● Work instructions
Lines before the one containing "Decode this chart: output" are excluded; reproduce that line and all lines after it in the entries below, exactly.

● Input rows
======

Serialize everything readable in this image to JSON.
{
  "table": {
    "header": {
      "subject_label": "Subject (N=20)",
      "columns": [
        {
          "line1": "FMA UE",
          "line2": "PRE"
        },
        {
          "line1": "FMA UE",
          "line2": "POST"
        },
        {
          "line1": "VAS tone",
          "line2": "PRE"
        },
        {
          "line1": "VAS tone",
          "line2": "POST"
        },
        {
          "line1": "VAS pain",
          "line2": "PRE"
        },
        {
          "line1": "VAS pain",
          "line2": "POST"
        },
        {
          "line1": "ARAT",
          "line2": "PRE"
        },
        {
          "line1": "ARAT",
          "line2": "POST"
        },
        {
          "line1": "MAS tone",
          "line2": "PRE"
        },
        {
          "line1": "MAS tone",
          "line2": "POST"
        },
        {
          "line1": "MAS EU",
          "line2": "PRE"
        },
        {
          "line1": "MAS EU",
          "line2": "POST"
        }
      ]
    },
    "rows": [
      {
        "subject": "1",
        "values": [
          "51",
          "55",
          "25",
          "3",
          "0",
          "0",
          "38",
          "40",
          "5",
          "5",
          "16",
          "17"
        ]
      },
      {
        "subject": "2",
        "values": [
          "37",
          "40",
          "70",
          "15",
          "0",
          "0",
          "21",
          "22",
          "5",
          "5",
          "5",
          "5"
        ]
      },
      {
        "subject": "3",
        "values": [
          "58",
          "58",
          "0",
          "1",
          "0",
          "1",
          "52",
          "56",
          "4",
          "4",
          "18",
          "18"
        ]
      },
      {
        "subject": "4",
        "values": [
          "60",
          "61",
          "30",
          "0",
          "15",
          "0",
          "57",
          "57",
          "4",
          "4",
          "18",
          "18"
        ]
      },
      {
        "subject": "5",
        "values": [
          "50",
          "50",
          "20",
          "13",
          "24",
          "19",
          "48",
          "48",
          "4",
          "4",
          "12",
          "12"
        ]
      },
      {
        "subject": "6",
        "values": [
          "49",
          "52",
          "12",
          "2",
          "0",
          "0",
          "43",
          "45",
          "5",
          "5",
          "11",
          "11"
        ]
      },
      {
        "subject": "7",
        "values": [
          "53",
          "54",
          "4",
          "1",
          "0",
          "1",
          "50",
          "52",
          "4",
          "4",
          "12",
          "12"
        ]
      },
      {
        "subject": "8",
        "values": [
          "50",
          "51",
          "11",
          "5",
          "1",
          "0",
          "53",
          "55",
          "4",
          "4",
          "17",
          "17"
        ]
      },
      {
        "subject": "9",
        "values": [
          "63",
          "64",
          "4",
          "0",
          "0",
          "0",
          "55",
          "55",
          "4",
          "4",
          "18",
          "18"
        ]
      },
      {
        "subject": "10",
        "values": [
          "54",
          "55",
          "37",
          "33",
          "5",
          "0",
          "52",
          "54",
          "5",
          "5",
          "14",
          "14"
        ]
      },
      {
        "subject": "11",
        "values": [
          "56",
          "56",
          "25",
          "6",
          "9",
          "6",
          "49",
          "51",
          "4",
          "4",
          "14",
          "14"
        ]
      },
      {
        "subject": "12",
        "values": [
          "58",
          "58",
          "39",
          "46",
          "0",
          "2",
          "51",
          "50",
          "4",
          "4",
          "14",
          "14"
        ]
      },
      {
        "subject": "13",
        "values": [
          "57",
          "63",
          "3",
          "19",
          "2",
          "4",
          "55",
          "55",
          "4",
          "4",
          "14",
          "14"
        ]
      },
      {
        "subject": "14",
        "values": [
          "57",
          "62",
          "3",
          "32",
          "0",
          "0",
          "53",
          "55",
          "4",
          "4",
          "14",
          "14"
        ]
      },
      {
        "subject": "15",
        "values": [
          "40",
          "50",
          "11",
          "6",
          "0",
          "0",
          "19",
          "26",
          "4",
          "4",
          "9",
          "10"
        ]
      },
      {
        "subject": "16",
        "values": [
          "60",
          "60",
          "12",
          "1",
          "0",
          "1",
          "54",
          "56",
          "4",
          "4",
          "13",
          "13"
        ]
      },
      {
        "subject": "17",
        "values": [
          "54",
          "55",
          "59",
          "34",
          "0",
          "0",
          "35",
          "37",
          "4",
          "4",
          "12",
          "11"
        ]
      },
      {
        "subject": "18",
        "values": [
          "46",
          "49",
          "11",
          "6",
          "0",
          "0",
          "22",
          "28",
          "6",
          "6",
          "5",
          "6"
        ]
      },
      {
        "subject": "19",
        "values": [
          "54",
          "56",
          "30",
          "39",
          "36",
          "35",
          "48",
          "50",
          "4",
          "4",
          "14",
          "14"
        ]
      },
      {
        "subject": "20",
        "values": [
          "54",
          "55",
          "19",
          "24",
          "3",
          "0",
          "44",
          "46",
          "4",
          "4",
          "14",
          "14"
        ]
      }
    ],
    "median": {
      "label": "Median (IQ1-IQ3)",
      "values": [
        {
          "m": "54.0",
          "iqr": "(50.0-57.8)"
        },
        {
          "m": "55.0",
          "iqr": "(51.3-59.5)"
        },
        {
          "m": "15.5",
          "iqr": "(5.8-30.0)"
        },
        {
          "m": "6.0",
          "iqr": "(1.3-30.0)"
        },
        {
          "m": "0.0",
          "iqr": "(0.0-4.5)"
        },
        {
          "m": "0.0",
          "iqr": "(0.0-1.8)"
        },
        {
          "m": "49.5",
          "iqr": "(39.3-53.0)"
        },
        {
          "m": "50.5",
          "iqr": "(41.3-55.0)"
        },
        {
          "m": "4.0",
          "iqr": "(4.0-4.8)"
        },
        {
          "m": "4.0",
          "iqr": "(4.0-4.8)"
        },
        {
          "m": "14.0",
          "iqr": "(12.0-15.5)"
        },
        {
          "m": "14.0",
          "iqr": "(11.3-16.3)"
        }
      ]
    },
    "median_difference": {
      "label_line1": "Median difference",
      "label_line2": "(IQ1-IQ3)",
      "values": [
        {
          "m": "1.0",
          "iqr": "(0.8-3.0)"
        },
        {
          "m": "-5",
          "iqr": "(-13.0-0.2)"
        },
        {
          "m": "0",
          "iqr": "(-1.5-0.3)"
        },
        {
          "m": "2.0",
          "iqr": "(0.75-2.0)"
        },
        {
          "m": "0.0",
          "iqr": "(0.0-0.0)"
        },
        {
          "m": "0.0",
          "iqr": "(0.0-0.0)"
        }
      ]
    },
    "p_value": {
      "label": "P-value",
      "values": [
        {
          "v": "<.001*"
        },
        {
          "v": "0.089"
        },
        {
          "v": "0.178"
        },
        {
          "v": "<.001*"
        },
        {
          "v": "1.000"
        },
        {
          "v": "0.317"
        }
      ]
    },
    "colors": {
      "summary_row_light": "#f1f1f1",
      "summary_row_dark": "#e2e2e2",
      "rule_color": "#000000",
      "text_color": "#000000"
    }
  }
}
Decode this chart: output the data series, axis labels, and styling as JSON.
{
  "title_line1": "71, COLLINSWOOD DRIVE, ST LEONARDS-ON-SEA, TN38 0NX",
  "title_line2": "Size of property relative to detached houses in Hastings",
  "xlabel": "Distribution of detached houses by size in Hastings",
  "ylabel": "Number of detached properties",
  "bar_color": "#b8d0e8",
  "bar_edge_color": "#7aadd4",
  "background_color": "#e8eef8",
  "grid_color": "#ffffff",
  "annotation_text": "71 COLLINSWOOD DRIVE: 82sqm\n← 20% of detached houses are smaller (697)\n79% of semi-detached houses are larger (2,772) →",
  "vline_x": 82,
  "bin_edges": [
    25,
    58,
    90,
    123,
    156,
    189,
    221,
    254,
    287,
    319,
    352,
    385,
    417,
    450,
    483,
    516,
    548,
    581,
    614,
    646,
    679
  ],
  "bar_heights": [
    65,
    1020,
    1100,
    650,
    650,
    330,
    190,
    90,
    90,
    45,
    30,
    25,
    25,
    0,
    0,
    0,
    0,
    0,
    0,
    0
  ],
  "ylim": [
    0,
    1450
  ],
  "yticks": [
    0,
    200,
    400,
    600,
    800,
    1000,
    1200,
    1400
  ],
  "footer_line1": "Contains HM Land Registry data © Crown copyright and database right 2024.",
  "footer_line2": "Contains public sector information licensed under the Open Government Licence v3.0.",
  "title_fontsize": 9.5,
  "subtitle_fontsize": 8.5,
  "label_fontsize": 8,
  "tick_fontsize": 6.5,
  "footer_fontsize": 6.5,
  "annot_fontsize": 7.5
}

======

● Result of this exercise
Decode this chart: output the data series, axis labels, and styling as JSON.
{
  "title_line1": "71, COLLINSWOOD DRIVE, ST LEONARDS-ON-SEA, TN38 0NX",
  "title_line2": "Size of property relative to detached houses in Hastings",
  "xlabel": "Distribution of detached houses by size in Hastings",
  "ylabel": "Number of detached properties",
  "bar_color": "#b8d0e8",
  "bar_edge_color": "#7aadd4",
  "background_color": "#e8eef8",
  "grid_color": "#ffffff",
  "annotation_text": "71 COLLINSWOOD DRIVE: 82sqm\n← 20% of detached houses are smaller (697)\n79% of semi-detached houses are larger (2,772) →",
  "vline_x": 82,
  "bin_edges": [
    25,
    58,
    90,
    123,
    156,
    189,
    221,
    254,
    287,
    319,
    352,
    385,
    417,
    450,
    483,
    516,
    548,
    581,
    614,
    646,
    679
  ],
  "bar_heights": [
    65,
    1020,
    1100,
    650,
    650,
    330,
    190,
    90,
    90,
    45,
    30,
    25,
    25,
    0,
    0,
    0,
    0,
    0,
    0,
    0
  ],
  "ylim": [
    0,
    1450
  ],
  "yticks": [
    0,
    200,
    400,
    600,
    800,
    1000,
    1200,
    1400
  ],
  "footer_line1": "Contains HM Land Registry data © Crown copyright and database right 2024.",
  "footer_line2": "Contains public sector information licensed under the Open Government Licence v3.0.",
  "title_fontsize": 9.5,
  "subtitle_fontsize": 8.5,
  "label_fontsize": 8,
  "tick_fontsize": 6.5,
  "footer_fontsize": 6.5,
  "annot_fontsize": 7.5
}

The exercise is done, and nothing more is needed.